*Entries shown:*
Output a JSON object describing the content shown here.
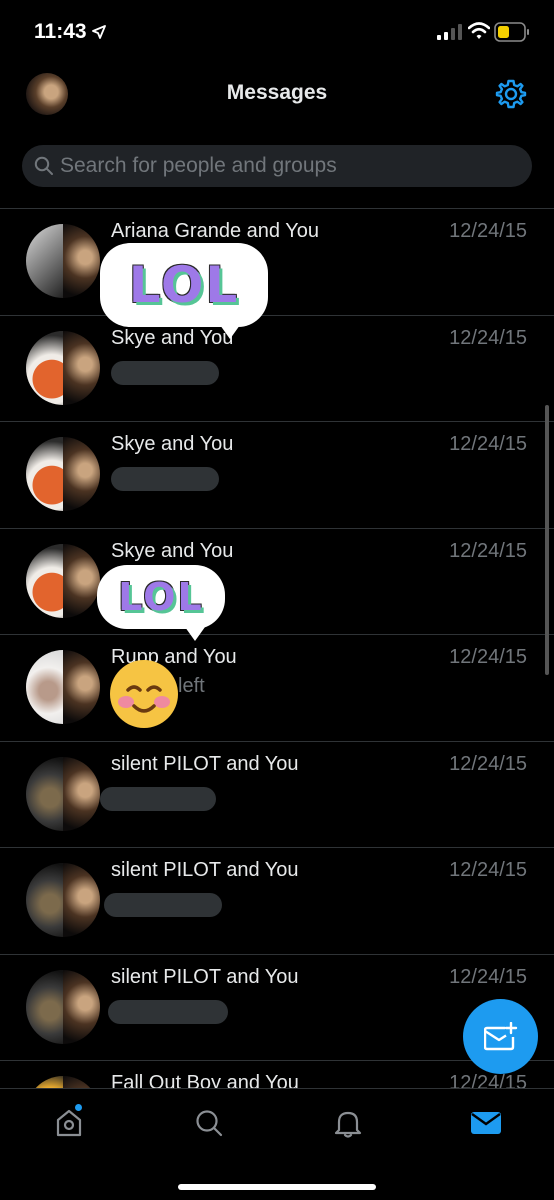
{
  "status_bar": {
    "time": "11:43"
  },
  "header": {
    "title": "Messages"
  },
  "search": {
    "placeholder": "Search for people and groups"
  },
  "conversations": [
    {
      "title": "Ariana Grande and You",
      "date": "12/24/15"
    },
    {
      "title": "Skye and You",
      "date": "12/24/15"
    },
    {
      "title": "Skye and You",
      "date": "12/24/15"
    },
    {
      "title": "Skye and You",
      "date": "12/24/15"
    },
    {
      "title": "Rupp and You",
      "date": "12/24/15",
      "preview_fragment": "left"
    },
    {
      "title": "silent PILOT and You",
      "date": "12/24/15"
    },
    {
      "title": "silent PILOT and You",
      "date": "12/24/15"
    },
    {
      "title": "silent PILOT and You",
      "date": "12/24/15"
    },
    {
      "title": "Fall Out Boy and You",
      "date": "12/24/15"
    }
  ],
  "stickers": {
    "lol_text": "LOL"
  },
  "colors": {
    "accent": "#1d9bf0",
    "background": "#000000",
    "divider": "#2f3336",
    "muted_text": "#71767b"
  },
  "icons": [
    "location-arrow-icon",
    "signal-icon",
    "wifi-icon",
    "battery-icon",
    "gear-icon",
    "search-icon",
    "compose-message-icon",
    "home-icon",
    "explore-search-icon",
    "bell-icon",
    "mail-icon"
  ]
}
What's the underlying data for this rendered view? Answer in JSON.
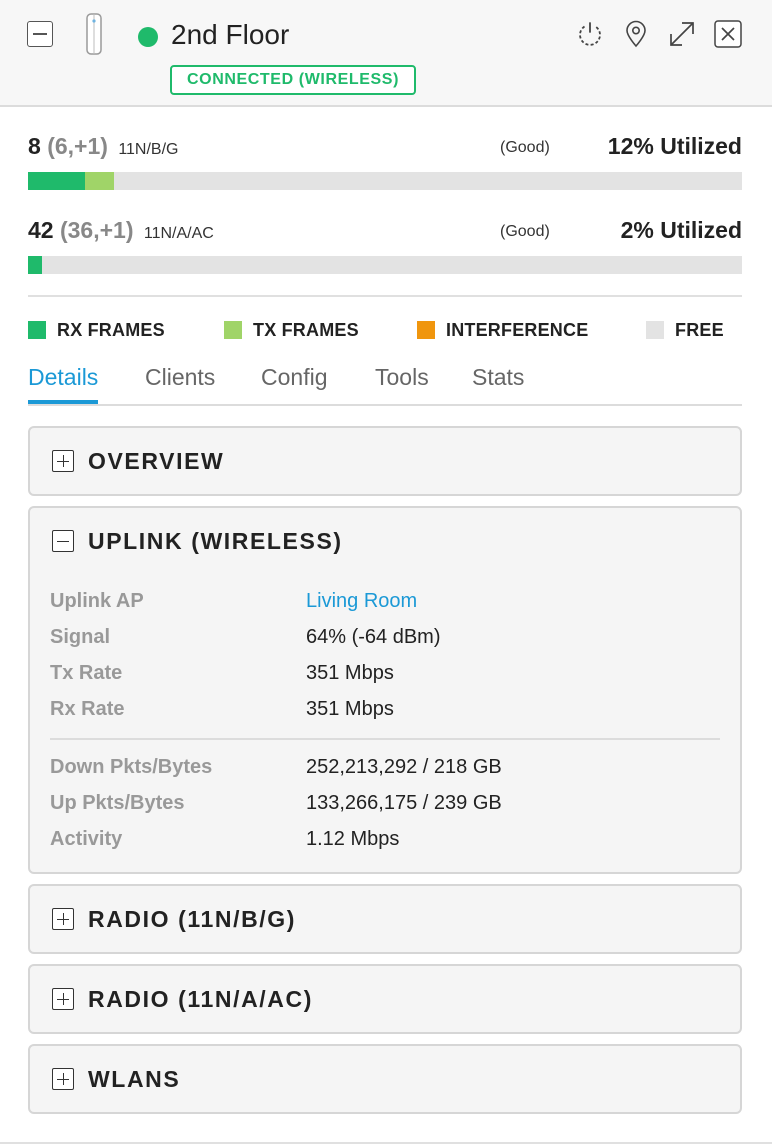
{
  "header": {
    "device_name": "2nd Floor",
    "connection_status": "CONNECTED (WIRELESS)",
    "status_color": "#1fba6b",
    "icons": [
      "collapse-icon",
      "access-point-icon",
      "restart-icon",
      "locate-icon",
      "expand-icon",
      "close-icon"
    ]
  },
  "radios": [
    {
      "count": "8",
      "breakdown": "(6,+1)",
      "band": "11N/B/G",
      "quality": "(Good)",
      "utilization": "12% Utilized",
      "usage": {
        "rx_frames_pct": 8,
        "tx_frames_pct": 4,
        "interference_pct": 0
      }
    },
    {
      "count": "42",
      "breakdown": "(36,+1)",
      "band": "11N/A/AC",
      "quality": "(Good)",
      "utilization": "2% Utilized",
      "usage": {
        "rx_frames_pct": 2,
        "tx_frames_pct": 0,
        "interference_pct": 0
      }
    }
  ],
  "legend": [
    {
      "label": "RX FRAMES",
      "color": "#1fba6b"
    },
    {
      "label": "TX FRAMES",
      "color": "#a0d468"
    },
    {
      "label": "INTERFERENCE",
      "color": "#f0960e"
    },
    {
      "label": "FREE",
      "color": "#e3e3e3"
    }
  ],
  "tabs": [
    {
      "label": "Details",
      "active": true
    },
    {
      "label": "Clients",
      "active": false
    },
    {
      "label": "Config",
      "active": false
    },
    {
      "label": "Tools",
      "active": false
    },
    {
      "label": "Stats",
      "active": false
    }
  ],
  "accent_color": "#1b99d6",
  "sections": {
    "overview": {
      "title": "OVERVIEW",
      "expanded": false
    },
    "uplink": {
      "title": "UPLINK (WIRELESS)",
      "expanded": true,
      "rows": [
        {
          "label": "Uplink AP",
          "value": "Living Room"
        },
        {
          "label": "Signal",
          "value": "64% (-64 dBm)"
        },
        {
          "label": "Tx Rate",
          "value": "351 Mbps"
        },
        {
          "label": "Rx Rate",
          "value": "351 Mbps"
        }
      ],
      "rows2": [
        {
          "label": "Down Pkts/Bytes",
          "value": "252,213,292 / 218 GB"
        },
        {
          "label": "Up Pkts/Bytes",
          "value": "133,266,175 / 239 GB"
        },
        {
          "label": "Activity",
          "value": "1.12 Mbps"
        }
      ]
    },
    "radio_ng": {
      "title": "RADIO (11N/B/G)",
      "expanded": false
    },
    "radio_na": {
      "title": "RADIO (11N/A/AC)",
      "expanded": false
    },
    "wlans": {
      "title": "WLANS",
      "expanded": false
    }
  }
}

*Exercise:* Your copy should match the records word for word, with the pictures removed.

*The output:*
Output a JSON object describing the content shown here.
{
  "status_bar": {
    "time": "11:43"
  },
  "header": {
    "title": "Messages"
  },
  "search": {
    "placeholder": "Search for people and groups"
  },
  "conversations": [
    {
      "title": "Ariana Grande and You",
      "date": "12/24/15"
    },
    {
      "title": "Skye and You",
      "date": "12/24/15"
    },
    {
      "title": "Skye and You",
      "date": "12/24/15"
    },
    {
      "title": "Skye and You",
      "date": "12/24/15"
    },
    {
      "title": "Rupp and You",
      "date": "12/24/15",
      "preview_fragment": "left"
    },
    {
      "title": "silent PILOT and You",
      "date": "12/24/15"
    },
    {
      "title": "silent PILOT and You",
      "date": "12/24/15"
    },
    {
      "title": "silent PILOT and You",
      "date": "12/24/15"
    },
    {
      "title": "Fall Out Boy and You",
      "date": "12/24/15"
    }
  ],
  "stickers": {
    "lol_text": "LOL"
  },
  "colors": {
    "accent": "#1d9bf0",
    "background": "#000000",
    "divider": "#2f3336",
    "muted_text": "#71767b"
  },
  "icons": [
    "location-arrow-icon",
    "signal-icon",
    "wifi-icon",
    "battery-icon",
    "gear-icon",
    "search-icon",
    "compose-message-icon",
    "home-icon",
    "explore-search-icon",
    "bell-icon",
    "mail-icon"
  ]
}
What's the underlying data for this rendered view? Answer in JSON.
{
  "header": {
    "device_name": "2nd Floor",
    "connection_status": "CONNECTED (WIRELESS)",
    "status_color": "#1fba6b",
    "icons": [
      "collapse-icon",
      "access-point-icon",
      "restart-icon",
      "locate-icon",
      "expand-icon",
      "close-icon"
    ]
  },
  "radios": [
    {
      "count": "8",
      "breakdown": "(6,+1)",
      "band": "11N/B/G",
      "quality": "(Good)",
      "utilization": "12% Utilized",
      "usage": {
        "rx_frames_pct": 8,
        "tx_frames_pct": 4,
        "interference_pct": 0
      }
    },
    {
      "count": "42",
      "breakdown": "(36,+1)",
      "band": "11N/A/AC",
      "quality": "(Good)",
      "utilization": "2% Utilized",
      "usage": {
        "rx_frames_pct": 2,
        "tx_frames_pct": 0,
        "interference_pct": 0
      }
    }
  ],
  "legend": [
    {
      "label": "RX FRAMES",
      "color": "#1fba6b"
    },
    {
      "label": "TX FRAMES",
      "color": "#a0d468"
    },
    {
      "label": "INTERFERENCE",
      "color": "#f0960e"
    },
    {
      "label": "FREE",
      "color": "#e3e3e3"
    }
  ],
  "tabs": [
    {
      "label": "Details",
      "active": true
    },
    {
      "label": "Clients",
      "active": false
    },
    {
      "label": "Config",
      "active": false
    },
    {
      "label": "Tools",
      "active": false
    },
    {
      "label": "Stats",
      "active": false
    }
  ],
  "accent_color": "#1b99d6",
  "sections": {
    "overview": {
      "title": "OVERVIEW",
      "expanded": false
    },
    "uplink": {
      "title": "UPLINK (WIRELESS)",
      "expanded": true,
      "rows": [
        {
          "label": "Uplink AP",
          "value": "Living Room"
        },
        {
          "label": "Signal",
          "value": "64% (-64 dBm)"
        },
        {
          "label": "Tx Rate",
          "value": "351 Mbps"
        },
        {
          "label": "Rx Rate",
          "value": "351 Mbps"
        }
      ],
      "rows2": [
        {
          "label": "Down Pkts/Bytes",
          "value": "252,213,292 / 218 GB"
        },
        {
          "label": "Up Pkts/Bytes",
          "value": "133,266,175 / 239 GB"
        },
        {
          "label": "Activity",
          "value": "1.12 Mbps"
        }
      ]
    },
    "radio_ng": {
      "title": "RADIO (11N/B/G)",
      "expanded": false
    },
    "radio_na": {
      "title": "RADIO (11N/A/AC)",
      "expanded": false
    },
    "wlans": {
      "title": "WLANS",
      "expanded": false
    }
  }
}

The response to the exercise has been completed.